--- Start ---

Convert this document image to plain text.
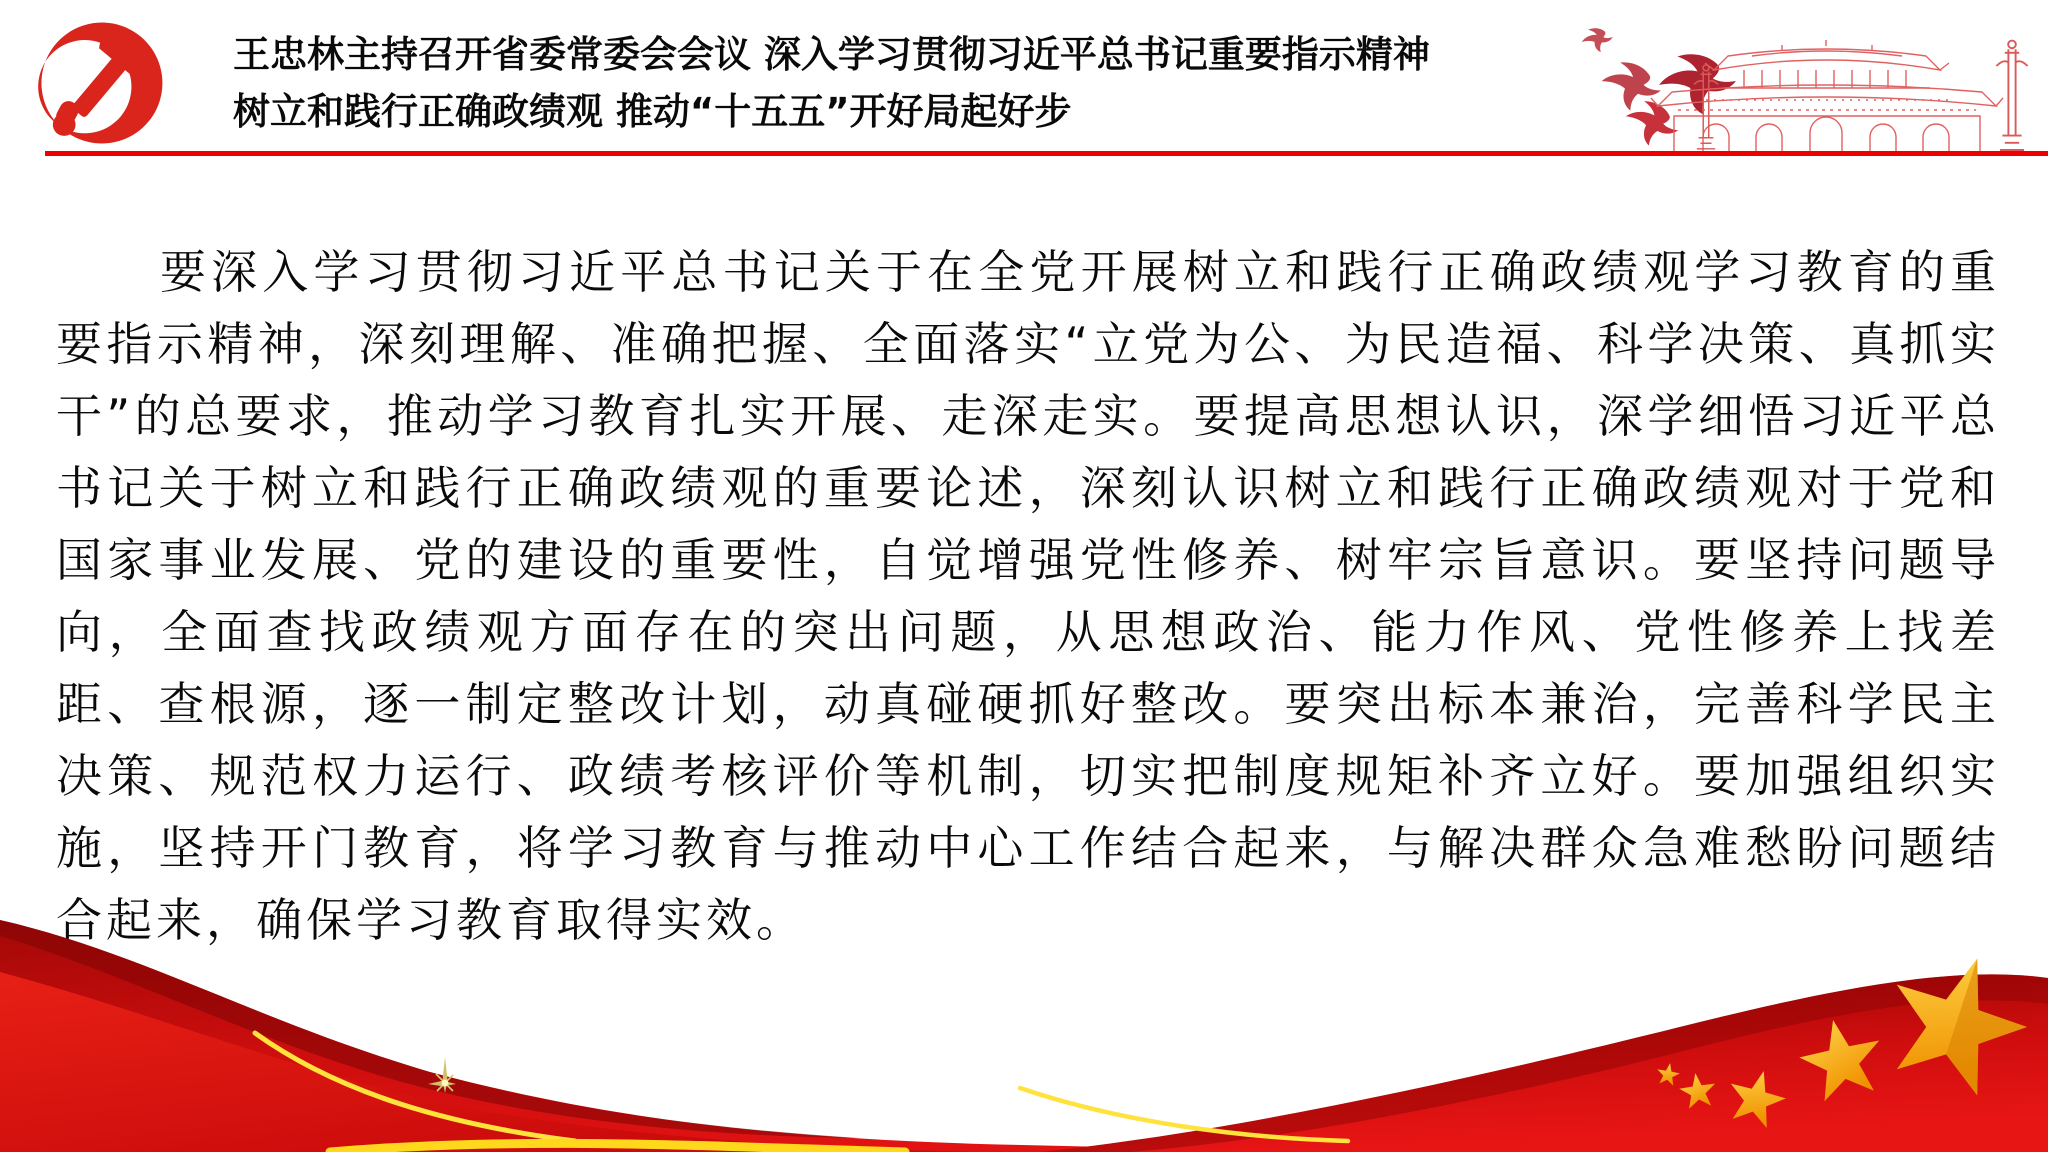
王忠林主持召开省委常委会会议 深入学习贯彻习近平总书记重要指示精神
树立和践行正确政绩观 推动“十五五”开好局起好步

要深入学习贯彻习近平总书记关于在全党开展树立和践行正确政绩观学习教育的重要指示精神，深刻理解、准确把握、全面落实“立党为公、为民造福、科学决策、真抓实干”的总要求，推动学习教育扎实开展、走深走实。要提高思想认识，深学细悟习近平总书记关于树立和践行正确政绩观的重要论述，深刻认识树立和践行正确政绩观对于党和国家事业发展、党的建设的重要性，自觉增强党性修养、树牢宗旨意识。要坚持问题导向，全面查找政绩观方面存在的突出问题，从思想政治、能力作风、党性修养上找差距、查根源，逐一制定整改计划，动真碰硬抓好整改。要突出标本兼治，完善科学民主决策、规范权力运行、政绩考核评价等机制，切实把制度规矩补齐立好。要加强组织实施，坚持开门教育，将学习教育与推动中心工作结合起来，与解决群众急难愁盼问题结合起来，确保学习教育取得实效。
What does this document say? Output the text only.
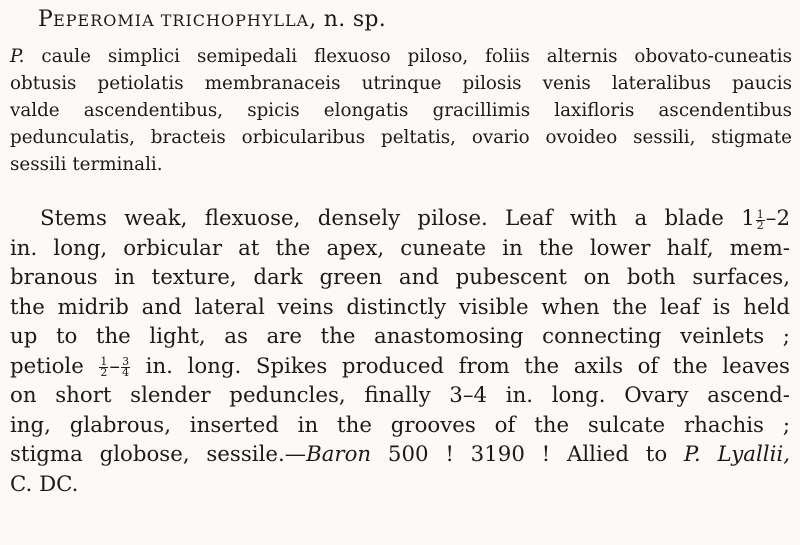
PEPEROMIA TRICHOPHYLLA, n. sp.
P. caule simplici semipedali flexuoso piloso, foliis alternis obovato-cuneatis
obtusis petiolatis membranaceis utrinque pilosis venis lateralibus paucis
valde ascendentibus, spicis elongatis gracillimis laxifloris ascendentibus
pedunculatis, bracteis orbicularibus peltatis, ovario ovoideo sessili, stigmate
sessili terminali.
Stems weak, flexuose, densely pilose. Leaf with a blade $1 \frac{1}{2} -2$
in. long, orbicular at the apex, cuneate in the lower half, mem-
branous in texture, dark green and pubescent on both surfaces,
the midrib and lateral veins distinctly visible when the leaf is held
up to the light, as are the anastomosing connecting veinlets ;
petiole $\frac{1}{2} - \frac{3}{4}$ in. long. Spikes produced from the axils of the leaves
on short slender peduncles, finally 3–4 in. long. Ovary ascend-
ing, glabrous, inserted in the grooves of the sulcate rhachis ;
stigma globose, sessile.—Baron 500 ! 3190 ! Allied to P. Lyallii,
C. DC.
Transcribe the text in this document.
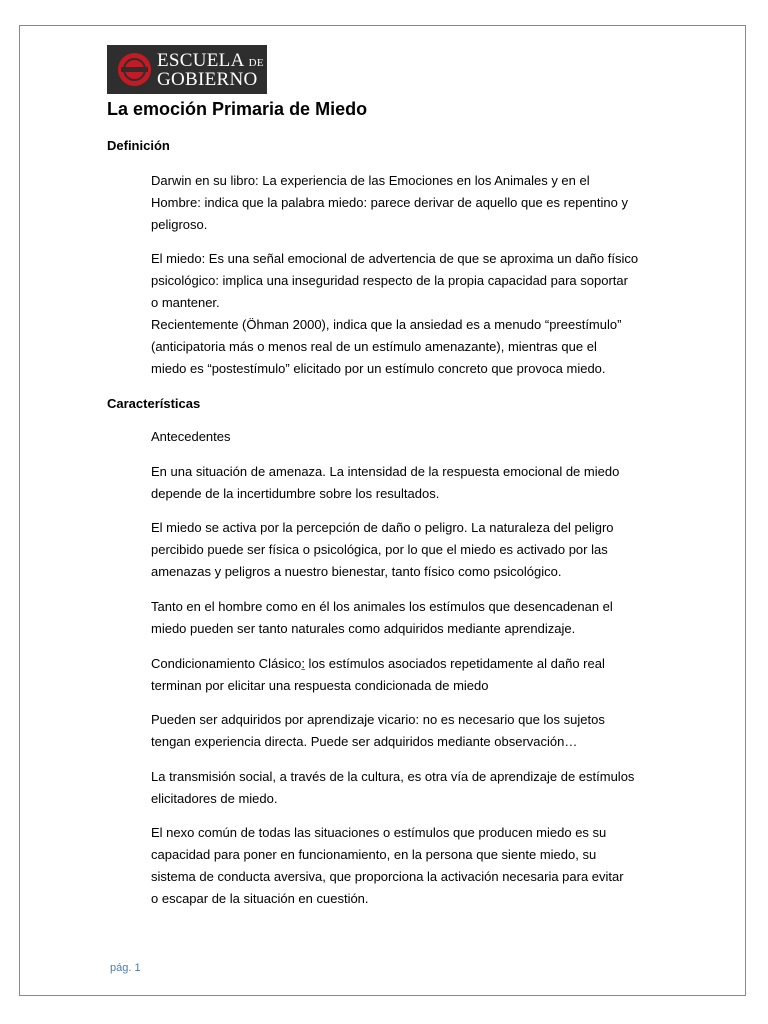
ESCUELA DE
GOBIERNO
La emoción Primaria de Miedo
Definición
Darwin en su libro: La experiencia de las Emociones en los Animales y en el
Hombre: indica que la palabra miedo: parece derivar de aquello que es repentino y
peligroso.
El miedo: Es una señal emocional de advertencia de que se aproxima un daño físico
psicológico: implica una inseguridad respecto de la propia capacidad para soportar
o mantener.
Recientemente (Öhman 2000), indica que la ansiedad es a menudo “preestímulo”
(anticipatoria más o menos real de un estímulo amenazante), mientras que el
miedo es “postestímulo” elicitado por un estímulo concreto que provoca miedo.
Características
Antecedentes
En una situación de amenaza. La intensidad de la respuesta emocional de miedo
depende de la incertidumbre sobre los resultados.
El miedo se activa por la percepción de daño o peligro. La naturaleza del peligro
percibido puede ser física o psicológica, por lo que el miedo es activado por las
amenazas y peligros a nuestro bienestar, tanto físico como psicológico.
Tanto en el hombre como en él los animales los estímulos que desencadenan el
miedo pueden ser tanto naturales como adquiridos mediante aprendizaje.
Condicionamiento Clásico: los estímulos asociados repetidamente al daño real
terminan por elicitar una respuesta condicionada de miedo
Pueden ser adquiridos por aprendizaje vicario: no es necesario que los sujetos
tengan experiencia directa. Puede ser adquiridos mediante observación…
La transmisión social, a través de la cultura, es otra vía de aprendizaje de estímulos
elicitadores de miedo.
El nexo común de todas las situaciones o estímulos que producen miedo es su
capacidad para poner en funcionamiento, en la persona que siente miedo, su
sistema de conducta aversiva, que proporciona la activación necesaria para evitar
o escapar de la situación en cuestión.
pág. 1
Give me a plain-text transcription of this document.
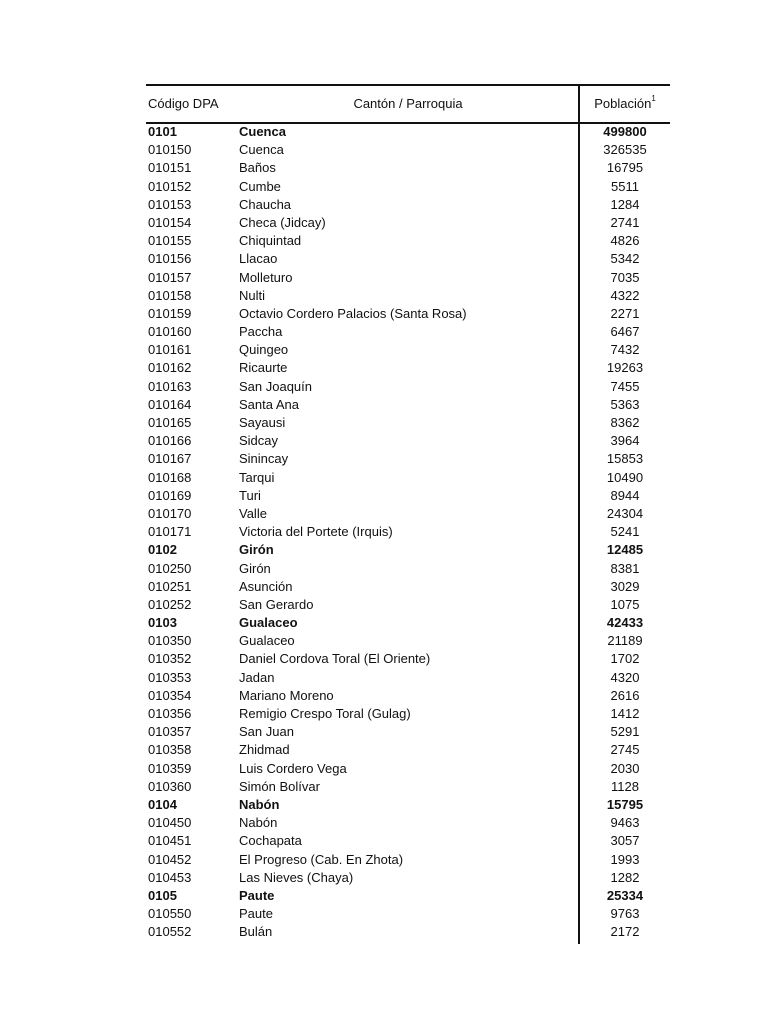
Código DPA	Cantón / Parroquia	Población$^1$
0101	Cuenca	499800
010150	Cuenca	326535
010151	Baños	16795
010152	Cumbe	5511
010153	Chaucha	1284
010154	Checa (Jidcay)	2741
010155	Chiquintad	4826
010156	Llacao	5342
010157	Molleturo	7035
010158	Nulti	4322
010159	Octavio Cordero Palacios (Santa Rosa)	2271
010160	Paccha	6467
010161	Quingeo	7432
010162	Ricaurte	19263
010163	San Joaquín	7455
010164	Santa Ana	5363
010165	Sayausi	8362
010166	Sidcay	3964
010167	Sinincay	15853
010168	Tarqui	10490
010169	Turi	8944
010170	Valle	24304
010171	Victoria del Portete (Irquis)	5241
0102	Girón	12485
010250	Girón	8381
010251	Asunción	3029
010252	San Gerardo	1075
0103	Gualaceo	42433
010350	Gualaceo	21189
010352	Daniel Cordova Toral (El Oriente)	1702
010353	Jadan	4320
010354	Mariano Moreno	2616
010356	Remigio Crespo Toral (Gulag)	1412
010357	San Juan	5291
010358	Zhidmad	2745
010359	Luis Cordero Vega	2030
010360	Simón Bolívar	1128
0104	Nabón	15795
010450	Nabón	9463
010451	Cochapata	3057
010452	El Progreso (Cab. En Zhota)	1993
010453	Las Nieves (Chaya)	1282
0105	Paute	25334
010550	Paute	9763
010552	Bulán	2172
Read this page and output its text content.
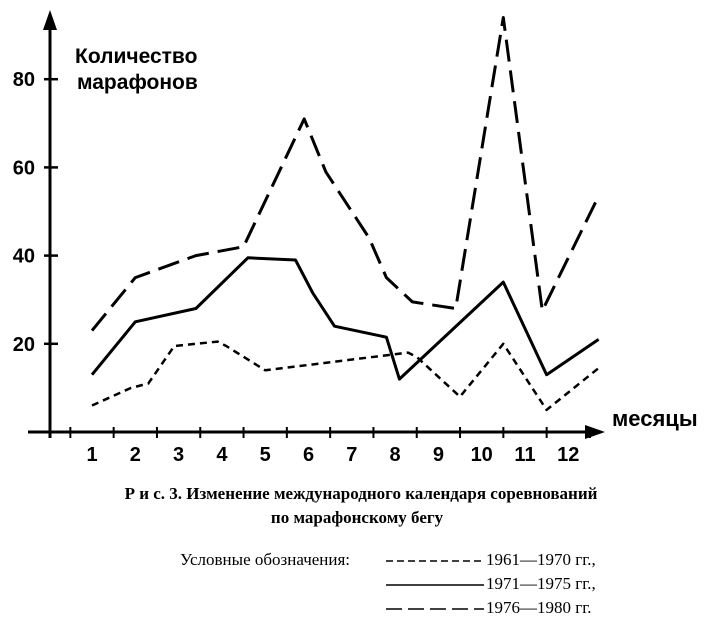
20
40
60
80
1 2 3 4 5 6 7 8 9 10 11 12
Количество
марафонов
месяцы
Р и с. 3. Изменение международного календаря соревнований
по марафонскому бегу
Условные обозначения:	1961—1970 гг.,
1971—1975 гг.,
1976—1980 гг.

--- End ---

Produce an exact copy of the lines from the line containing "Give me a plain-text" through the last line of the records, with no pictures and no other text.

*Result:*
Give me a plain-text transcription of this document.
Código DPA	Cantón / Parroquia	Población$^1$
0101	Cuenca	499800
010150	Cuenca	326535
010151	Baños	16795
010152	Cumbe	5511
010153	Chaucha	1284
010154	Checa (Jidcay)	2741
010155	Chiquintad	4826
010156	Llacao	5342
010157	Molleturo	7035
010158	Nulti	4322
010159	Octavio Cordero Palacios (Santa Rosa)	2271
010160	Paccha	6467
010161	Quingeo	7432
010162	Ricaurte	19263
010163	San Joaquín	7455
010164	Santa Ana	5363
010165	Sayausi	8362
010166	Sidcay	3964
010167	Sinincay	15853
010168	Tarqui	10490
010169	Turi	8944
010170	Valle	24304
010171	Victoria del Portete (Irquis)	5241
0102	Girón	12485
010250	Girón	8381
010251	Asunción	3029
010252	San Gerardo	1075
0103	Gualaceo	42433
010350	Gualaceo	21189
010352	Daniel Cordova Toral (El Oriente)	1702
010353	Jadan	4320
010354	Mariano Moreno	2616
010356	Remigio Crespo Toral (Gulag)	1412
010357	San Juan	5291
010358	Zhidmad	2745
010359	Luis Cordero Vega	2030
010360	Simón Bolívar	1128
0104	Nabón	15795
010450	Nabón	9463
010451	Cochapata	3057
010452	El Progreso (Cab. En Zhota)	1993
010453	Las Nieves (Chaya)	1282
0105	Paute	25334
010550	Paute	9763
010552	Bulán	2172
Read this page and output its text content.
20
40
60
80
1 2 3 4 5 6 7 8 9 10 11 12
Количество
марафонов
месяцы
Р и с. 3. Изменение международного календаря соревнований
по марафонскому бегу
Условные обозначения:	1961—1970 гг.,
1971—1975 гг.,
1976—1980 гг.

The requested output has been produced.